-- Begin DATASET ROWS --

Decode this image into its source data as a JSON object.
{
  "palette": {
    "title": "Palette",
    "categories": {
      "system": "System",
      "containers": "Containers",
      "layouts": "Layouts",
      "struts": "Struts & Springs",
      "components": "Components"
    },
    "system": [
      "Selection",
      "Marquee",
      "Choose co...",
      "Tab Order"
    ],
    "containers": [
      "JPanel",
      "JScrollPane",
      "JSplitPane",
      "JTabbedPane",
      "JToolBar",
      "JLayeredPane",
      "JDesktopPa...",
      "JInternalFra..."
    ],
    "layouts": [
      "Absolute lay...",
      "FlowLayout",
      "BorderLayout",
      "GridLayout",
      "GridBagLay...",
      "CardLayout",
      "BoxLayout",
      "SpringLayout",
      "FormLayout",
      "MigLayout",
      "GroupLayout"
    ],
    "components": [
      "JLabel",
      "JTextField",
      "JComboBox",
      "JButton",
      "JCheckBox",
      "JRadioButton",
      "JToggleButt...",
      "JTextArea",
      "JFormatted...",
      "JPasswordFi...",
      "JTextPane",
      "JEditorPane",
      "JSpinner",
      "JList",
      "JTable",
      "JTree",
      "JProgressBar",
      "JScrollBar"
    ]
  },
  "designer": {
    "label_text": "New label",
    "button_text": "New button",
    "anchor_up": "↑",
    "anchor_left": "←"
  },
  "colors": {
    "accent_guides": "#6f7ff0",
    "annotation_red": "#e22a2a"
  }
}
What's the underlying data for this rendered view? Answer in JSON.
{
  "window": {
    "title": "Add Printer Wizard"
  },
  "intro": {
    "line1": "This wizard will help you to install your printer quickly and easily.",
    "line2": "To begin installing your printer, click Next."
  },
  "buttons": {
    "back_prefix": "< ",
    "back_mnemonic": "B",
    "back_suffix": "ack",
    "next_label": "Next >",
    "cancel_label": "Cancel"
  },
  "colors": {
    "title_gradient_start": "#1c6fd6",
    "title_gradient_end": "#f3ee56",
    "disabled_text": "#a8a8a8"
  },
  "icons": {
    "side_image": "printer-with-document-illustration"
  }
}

-- End DATASET ROWS --

» **OBJECTIVE**
The full set of records should be duplicated exactly.

» **WRITTEN RESPONSE**
Decode this image into its source data as a JSON object.
{
  "palette": {
    "title": "Palette",
    "categories": {
      "system": "System",
      "containers": "Containers",
      "layouts": "Layouts",
      "struts": "Struts & Springs",
      "components": "Components"
    },
    "system": [
      "Selection",
      "Marquee",
      "Choose co...",
      "Tab Order"
    ],
    "containers": [
      "JPanel",
      "JScrollPane",
      "JSplitPane",
      "JTabbedPane",
      "JToolBar",
      "JLayeredPane",
      "JDesktopPa...",
      "JInternalFra..."
    ],
    "layouts": [
      "Absolute lay...",
      "FlowLayout",
      "BorderLayout",
      "GridLayout",
      "GridBagLay...",
      "CardLayout",
      "BoxLayout",
      "SpringLayout",
      "FormLayout",
      "MigLayout",
      "GroupLayout"
    ],
    "components": [
      "JLabel",
      "JTextField",
      "JComboBox",
      "JButton",
      "JCheckBox",
      "JRadioButton",
      "JToggleButt...",
      "JTextArea",
      "JFormatted...",
      "JPasswordFi...",
      "JTextPane",
      "JEditorPane",
      "JSpinner",
      "JList",
      "JTable",
      "JTree",
      "JProgressBar",
      "JScrollBar"
    ]
  },
  "designer": {
    "label_text": "New label",
    "button_text": "New button",
    "anchor_up": "↑",
    "anchor_left": "←"
  },
  "colors": {
    "accent_guides": "#6f7ff0",
    "annotation_red": "#e22a2a"
  }
}
What's the underlying data for this rendered view? Answer in JSON.
{
  "window": {
    "title": "Add Printer Wizard"
  },
  "intro": {
    "line1": "This wizard will help you to install your printer quickly and easily.",
    "line2": "To begin installing your printer, click Next."
  },
  "buttons": {
    "back_prefix": "< ",
    "back_mnemonic": "B",
    "back_suffix": "ack",
    "next_label": "Next >",
    "cancel_label": "Cancel"
  },
  "colors": {
    "title_gradient_start": "#1c6fd6",
    "title_gradient_end": "#f3ee56",
    "disabled_text": "#a8a8a8"
  },
  "icons": {
    "side_image": "printer-with-document-illustration"
  }
}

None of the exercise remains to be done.